-------- TASK INPUT --------

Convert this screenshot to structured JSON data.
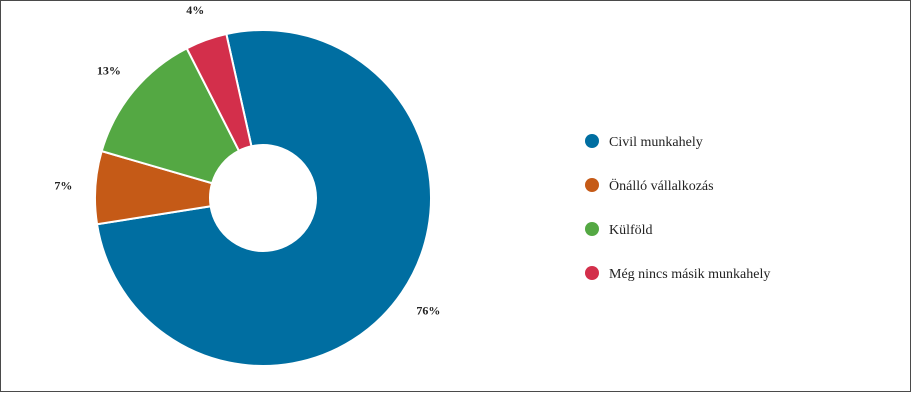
{
  "chart_data": {
    "type": "pie",
    "title": "",
    "categories": [
      "Civil munkahely",
      "Önálló vállalkozás",
      "Külföld",
      "Még nincs másik munkahely"
    ],
    "values": [
      76,
      7,
      13,
      4
    ],
    "value_labels": [
      "76%",
      "7%",
      "13%",
      "4%"
    ],
    "colors": [
      "#006ea1",
      "#c55a17",
      "#54a843",
      "#d32f4b"
    ],
    "donut": true,
    "legend_position": "right"
  }
}
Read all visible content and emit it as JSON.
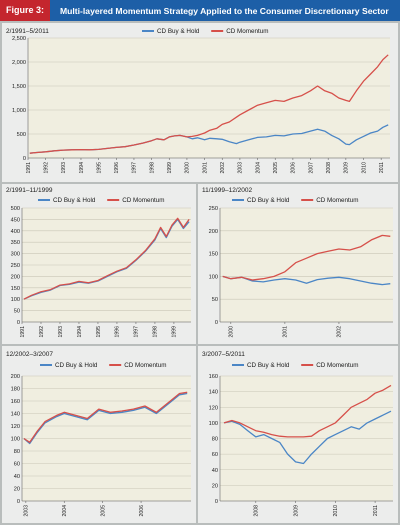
{
  "figure": {
    "label": "Figure 3:",
    "title": "Multi-layered Momentum Strategy Applied to the Consumer Discretionary Sector"
  },
  "colors": {
    "buy_hold": "#4b86c6",
    "momentum": "#d6504a",
    "header_bg": "#1d5fa7",
    "label_bg": "#c4262e",
    "plot_bg": "#f0eee0",
    "panel_bg": "#ecedec"
  },
  "chart_data": [
    {
      "type": "line",
      "period": "2/1991–5/2011",
      "ylim": [
        0,
        2500
      ],
      "yticks": [
        0,
        500,
        1000,
        1500,
        2000,
        2500
      ],
      "ytick_labels": [
        "0",
        "500",
        "1,000",
        "1,500",
        "2,000",
        "2,500"
      ],
      "xlim": [
        1991,
        2011.5
      ],
      "xtick_labels": [
        "1991",
        "1992",
        "1993",
        "1994",
        "1995",
        "1996",
        "1997",
        "1998",
        "1999",
        "2000",
        "2001",
        "2002",
        "2003",
        "2004",
        "2005",
        "2006",
        "2007",
        "2008",
        "2009",
        "2010",
        "2011"
      ],
      "grid": true,
      "legend": "top",
      "series": [
        {
          "name": "CD Buy & Hold",
          "x": [
            1991.1,
            1991.5,
            1992,
            1992.5,
            1993,
            1993.5,
            1994,
            1994.5,
            1995,
            1995.5,
            1996,
            1996.5,
            1997,
            1997.5,
            1998,
            1998.3,
            1998.7,
            1999,
            1999.3,
            1999.6,
            2000,
            2000.3,
            2000.6,
            2001,
            2001.3,
            2001.7,
            2002,
            2002.4,
            2002.8,
            2003,
            2003.5,
            2004,
            2004.5,
            2005,
            2005.5,
            2006,
            2006.5,
            2007,
            2007.4,
            2007.8,
            2008.2,
            2008.6,
            2009,
            2009.2,
            2009.6,
            2010,
            2010.4,
            2010.8,
            2011.1,
            2011.4
          ],
          "y": [
            100,
            115,
            130,
            150,
            165,
            170,
            175,
            170,
            180,
            200,
            220,
            235,
            270,
            310,
            360,
            400,
            380,
            440,
            460,
            470,
            440,
            400,
            420,
            380,
            410,
            400,
            390,
            340,
            300,
            330,
            380,
            430,
            440,
            470,
            460,
            500,
            510,
            560,
            600,
            560,
            470,
            400,
            290,
            280,
            380,
            450,
            520,
            560,
            640,
            690
          ]
        },
        {
          "name": "CD Momentum",
          "x": [
            1991.1,
            1991.5,
            1992,
            1992.5,
            1993,
            1993.5,
            1994,
            1994.5,
            1995,
            1995.5,
            1996,
            1996.5,
            1997,
            1997.5,
            1998,
            1998.3,
            1998.7,
            1999,
            1999.3,
            1999.6,
            2000,
            2000.3,
            2000.6,
            2001,
            2001.3,
            2001.7,
            2002,
            2002.4,
            2002.8,
            2003,
            2003.5,
            2004,
            2004.5,
            2005,
            2005.5,
            2006,
            2006.5,
            2007,
            2007.4,
            2007.8,
            2008.2,
            2008.6,
            2009,
            2009.2,
            2009.6,
            2010,
            2010.4,
            2010.8,
            2011.1,
            2011.4
          ],
          "y": [
            100,
            115,
            130,
            150,
            165,
            170,
            175,
            170,
            180,
            200,
            220,
            235,
            270,
            310,
            360,
            400,
            380,
            440,
            460,
            470,
            440,
            450,
            470,
            520,
            580,
            620,
            700,
            750,
            850,
            900,
            1000,
            1100,
            1150,
            1200,
            1180,
            1250,
            1300,
            1400,
            1500,
            1400,
            1350,
            1250,
            1200,
            1180,
            1400,
            1600,
            1750,
            1900,
            2050,
            2150
          ]
        }
      ]
    },
    {
      "type": "line",
      "period": "2/1991–11/1999",
      "ylim": [
        0,
        500
      ],
      "yticks": [
        0,
        50,
        100,
        150,
        200,
        250,
        300,
        350,
        400,
        450,
        500
      ],
      "xlim": [
        1991,
        1999.9
      ],
      "xtick_labels": [
        "1991",
        "1992",
        "1993",
        "1994",
        "1995",
        "1996",
        "1997",
        "1998",
        "1999"
      ],
      "grid": true,
      "legend": "top",
      "series": [
        {
          "name": "CD Buy & Hold",
          "x": [
            1991.1,
            1991.5,
            1992,
            1992.5,
            1993,
            1993.5,
            1994,
            1994.5,
            1995,
            1995.5,
            1996,
            1996.5,
            1997,
            1997.5,
            1998,
            1998.3,
            1998.6,
            1998.9,
            1999.2,
            1999.5,
            1999.8
          ],
          "y": [
            100,
            115,
            130,
            140,
            160,
            165,
            175,
            170,
            180,
            200,
            220,
            235,
            270,
            310,
            360,
            410,
            370,
            420,
            450,
            410,
            440
          ]
        },
        {
          "name": "CD Momentum",
          "x": [
            1991.1,
            1991.5,
            1992,
            1992.5,
            1993,
            1993.5,
            1994,
            1994.5,
            1995,
            1995.5,
            1996,
            1996.5,
            1997,
            1997.5,
            1998,
            1998.3,
            1998.6,
            1998.9,
            1999.2,
            1999.5,
            1999.8
          ],
          "y": [
            100,
            117,
            133,
            142,
            162,
            167,
            178,
            172,
            182,
            203,
            223,
            238,
            273,
            313,
            365,
            415,
            375,
            425,
            455,
            415,
            450
          ]
        }
      ]
    },
    {
      "type": "line",
      "period": "11/1999–12/2002",
      "ylim": [
        0,
        250
      ],
      "yticks": [
        0,
        50,
        100,
        150,
        200,
        250
      ],
      "xlim": [
        1999.8,
        2003.0
      ],
      "xtick_labels": [
        "1999",
        "2000",
        "2001",
        "2002"
      ],
      "grid": true,
      "legend": "top",
      "series": [
        {
          "name": "CD Buy & Hold",
          "x": [
            1999.85,
            2000.0,
            2000.2,
            2000.4,
            2000.6,
            2000.8,
            2001.0,
            2001.2,
            2001.4,
            2001.6,
            2001.8,
            2002.0,
            2002.2,
            2002.4,
            2002.6,
            2002.8,
            2002.95
          ],
          "y": [
            100,
            95,
            98,
            90,
            88,
            92,
            95,
            92,
            85,
            93,
            96,
            98,
            95,
            90,
            85,
            82,
            84
          ]
        },
        {
          "name": "CD Momentum",
          "x": [
            1999.85,
            2000.0,
            2000.2,
            2000.4,
            2000.6,
            2000.8,
            2001.0,
            2001.2,
            2001.4,
            2001.6,
            2001.8,
            2002.0,
            2002.2,
            2002.4,
            2002.6,
            2002.8,
            2002.95
          ],
          "y": [
            100,
            95,
            98,
            92,
            95,
            100,
            110,
            130,
            140,
            150,
            155,
            160,
            158,
            165,
            180,
            190,
            188
          ]
        }
      ]
    },
    {
      "type": "line",
      "period": "12/2002–3/2007",
      "ylim": [
        0,
        200
      ],
      "yticks": [
        0,
        20,
        40,
        60,
        80,
        100,
        120,
        140,
        160,
        180,
        200
      ],
      "xlim": [
        2002.9,
        2007.3
      ],
      "xtick_labels": [
        "2002",
        "2003",
        "2004",
        "2005",
        "2006"
      ],
      "grid": true,
      "legend": "top",
      "series": [
        {
          "name": "CD Buy & Hold",
          "x": [
            2002.95,
            2003.1,
            2003.3,
            2003.5,
            2003.8,
            2004.0,
            2004.3,
            2004.6,
            2004.9,
            2005.2,
            2005.5,
            2005.8,
            2006.1,
            2006.4,
            2006.7,
            2007.0,
            2007.2
          ],
          "y": [
            100,
            92,
            110,
            125,
            135,
            140,
            135,
            130,
            145,
            140,
            142,
            145,
            150,
            140,
            155,
            170,
            172
          ]
        },
        {
          "name": "CD Momentum",
          "x": [
            2002.95,
            2003.1,
            2003.3,
            2003.5,
            2003.8,
            2004.0,
            2004.3,
            2004.6,
            2004.9,
            2005.2,
            2005.5,
            2005.8,
            2006.1,
            2006.4,
            2006.7,
            2007.0,
            2007.2
          ],
          "y": [
            100,
            94,
            112,
            127,
            137,
            142,
            137,
            132,
            147,
            142,
            144,
            147,
            152,
            142,
            157,
            172,
            174
          ]
        }
      ]
    },
    {
      "type": "line",
      "period": "3/2007–5/2011",
      "ylim": [
        0,
        160
      ],
      "yticks": [
        0,
        20,
        40,
        60,
        80,
        100,
        120,
        140,
        160
      ],
      "xlim": [
        2007.1,
        2011.45
      ],
      "xtick_labels": [
        "2007",
        "2008",
        "2009",
        "2010",
        "2011"
      ],
      "grid": true,
      "legend": "top",
      "series": [
        {
          "name": "CD Buy & Hold",
          "x": [
            2007.2,
            2007.4,
            2007.6,
            2007.8,
            2008.0,
            2008.2,
            2008.4,
            2008.6,
            2008.8,
            2009.0,
            2009.2,
            2009.4,
            2009.6,
            2009.8,
            2010.0,
            2010.2,
            2010.4,
            2010.6,
            2010.8,
            2011.0,
            2011.2,
            2011.4
          ],
          "y": [
            100,
            102,
            98,
            90,
            82,
            85,
            80,
            75,
            60,
            50,
            48,
            60,
            70,
            80,
            85,
            90,
            95,
            92,
            100,
            105,
            110,
            115
          ]
        },
        {
          "name": "CD Momentum",
          "x": [
            2007.2,
            2007.4,
            2007.6,
            2007.8,
            2008.0,
            2008.2,
            2008.4,
            2008.6,
            2008.8,
            2009.0,
            2009.2,
            2009.4,
            2009.6,
            2009.8,
            2010.0,
            2010.2,
            2010.4,
            2010.6,
            2010.8,
            2011.0,
            2011.2,
            2011.4
          ],
          "y": [
            100,
            103,
            100,
            95,
            90,
            88,
            85,
            83,
            82,
            82,
            82,
            83,
            90,
            95,
            100,
            110,
            120,
            125,
            130,
            138,
            142,
            148
          ]
        }
      ]
    }
  ]
}
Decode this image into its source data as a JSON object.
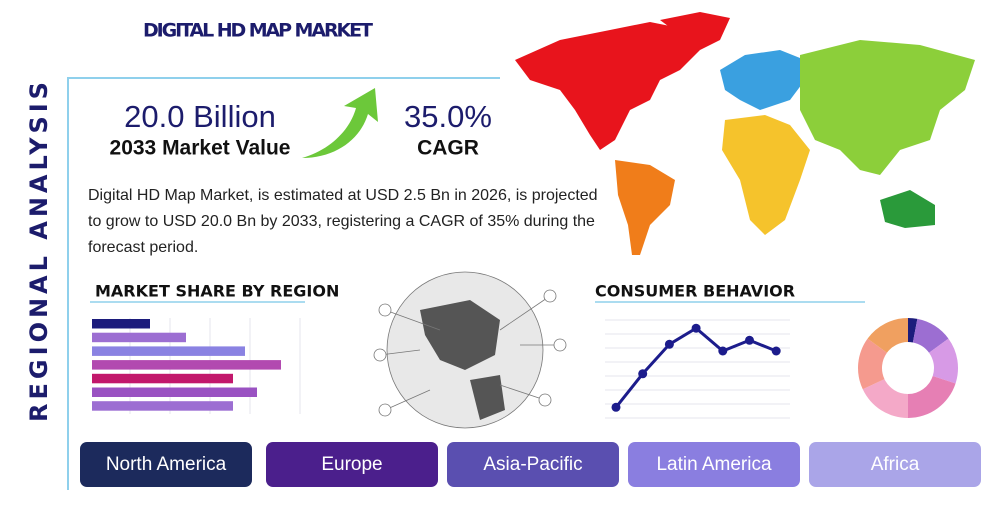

--------

EXERCISE PROMPT: Where a line in the material above holds "JSON", copy that line.

SOLUTION FOR THIS PROBLEM:
Convert this screenshot to structured JSON data.
Read all visible content and emit it as JSON.
Decode this image into its source data as a JSON object.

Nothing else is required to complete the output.